- STATED EXERCISE
Give again, word for word, only the lines from the one containing "Serialize everything readable" through the final line.

# Start of RECORDS SUPPLIED

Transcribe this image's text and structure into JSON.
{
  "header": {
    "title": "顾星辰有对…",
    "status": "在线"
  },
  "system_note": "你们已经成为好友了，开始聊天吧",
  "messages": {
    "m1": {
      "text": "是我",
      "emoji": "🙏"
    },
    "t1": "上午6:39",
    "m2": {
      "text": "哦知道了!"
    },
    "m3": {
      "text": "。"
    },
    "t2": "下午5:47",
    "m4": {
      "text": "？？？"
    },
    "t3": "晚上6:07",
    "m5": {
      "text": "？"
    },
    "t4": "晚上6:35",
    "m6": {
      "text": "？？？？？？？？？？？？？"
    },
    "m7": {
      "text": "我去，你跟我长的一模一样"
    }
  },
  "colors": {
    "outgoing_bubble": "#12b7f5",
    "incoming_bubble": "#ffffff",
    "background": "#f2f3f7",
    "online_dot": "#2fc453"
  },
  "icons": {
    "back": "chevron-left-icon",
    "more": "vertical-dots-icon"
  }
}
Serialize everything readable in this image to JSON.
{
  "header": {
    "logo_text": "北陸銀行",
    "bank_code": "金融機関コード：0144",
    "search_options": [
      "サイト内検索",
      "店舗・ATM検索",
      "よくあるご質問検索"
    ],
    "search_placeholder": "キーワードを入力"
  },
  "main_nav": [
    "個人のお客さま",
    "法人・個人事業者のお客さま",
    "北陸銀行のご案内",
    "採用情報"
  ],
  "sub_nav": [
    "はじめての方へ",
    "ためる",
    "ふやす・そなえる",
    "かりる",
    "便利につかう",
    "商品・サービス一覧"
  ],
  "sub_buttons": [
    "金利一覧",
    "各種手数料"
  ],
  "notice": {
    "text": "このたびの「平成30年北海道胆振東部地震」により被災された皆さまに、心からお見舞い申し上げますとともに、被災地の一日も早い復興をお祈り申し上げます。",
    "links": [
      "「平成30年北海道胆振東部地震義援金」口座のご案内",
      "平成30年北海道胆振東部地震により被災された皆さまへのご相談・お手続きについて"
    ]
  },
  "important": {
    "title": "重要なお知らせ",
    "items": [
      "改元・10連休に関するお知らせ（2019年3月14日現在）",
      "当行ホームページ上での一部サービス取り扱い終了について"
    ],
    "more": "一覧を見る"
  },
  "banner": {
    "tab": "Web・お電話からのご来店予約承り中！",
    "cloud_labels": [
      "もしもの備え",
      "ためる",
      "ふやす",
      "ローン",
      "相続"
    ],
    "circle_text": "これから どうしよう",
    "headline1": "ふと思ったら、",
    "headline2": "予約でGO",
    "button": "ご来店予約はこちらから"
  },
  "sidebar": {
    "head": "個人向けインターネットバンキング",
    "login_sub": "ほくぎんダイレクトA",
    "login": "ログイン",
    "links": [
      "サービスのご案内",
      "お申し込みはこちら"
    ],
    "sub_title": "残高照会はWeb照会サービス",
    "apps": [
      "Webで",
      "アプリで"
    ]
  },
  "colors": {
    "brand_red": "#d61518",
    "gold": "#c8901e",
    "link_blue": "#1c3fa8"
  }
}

# End of RECORDS SUPPLIED

- OUTPUT BELOW
Serialize everything readable in this image to JSON.
{
  "header": {
    "logo_text": "北陸銀行",
    "bank_code": "金融機関コード：0144",
    "search_options": [
      "サイト内検索",
      "店舗・ATM検索",
      "よくあるご質問検索"
    ],
    "search_placeholder": "キーワードを入力"
  },
  "main_nav": [
    "個人のお客さま",
    "法人・個人事業者のお客さま",
    "北陸銀行のご案内",
    "採用情報"
  ],
  "sub_nav": [
    "はじめての方へ",
    "ためる",
    "ふやす・そなえる",
    "かりる",
    "便利につかう",
    "商品・サービス一覧"
  ],
  "sub_buttons": [
    "金利一覧",
    "各種手数料"
  ],
  "notice": {
    "text": "このたびの「平成30年北海道胆振東部地震」により被災された皆さまに、心からお見舞い申し上げますとともに、被災地の一日も早い復興をお祈り申し上げます。",
    "links": [
      "「平成30年北海道胆振東部地震義援金」口座のご案内",
      "平成30年北海道胆振東部地震により被災された皆さまへのご相談・お手続きについて"
    ]
  },
  "important": {
    "title": "重要なお知らせ",
    "items": [
      "改元・10連休に関するお知らせ（2019年3月14日現在）",
      "当行ホームページ上での一部サービス取り扱い終了について"
    ],
    "more": "一覧を見る"
  },
  "banner": {
    "tab": "Web・お電話からのご来店予約承り中！",
    "cloud_labels": [
      "もしもの備え",
      "ためる",
      "ふやす",
      "ローン",
      "相続"
    ],
    "circle_text": "これから どうしよう",
    "headline1": "ふと思ったら、",
    "headline2": "予約でGO",
    "button": "ご来店予約はこちらから"
  },
  "sidebar": {
    "head": "個人向けインターネットバンキング",
    "login_sub": "ほくぎんダイレクトA",
    "login": "ログイン",
    "links": [
      "サービスのご案内",
      "お申し込みはこちら"
    ],
    "sub_title": "残高照会はWeb照会サービス",
    "apps": [
      "Webで",
      "アプリで"
    ]
  },
  "colors": {
    "brand_red": "#d61518",
    "gold": "#c8901e",
    "link_blue": "#1c3fa8"
  }
}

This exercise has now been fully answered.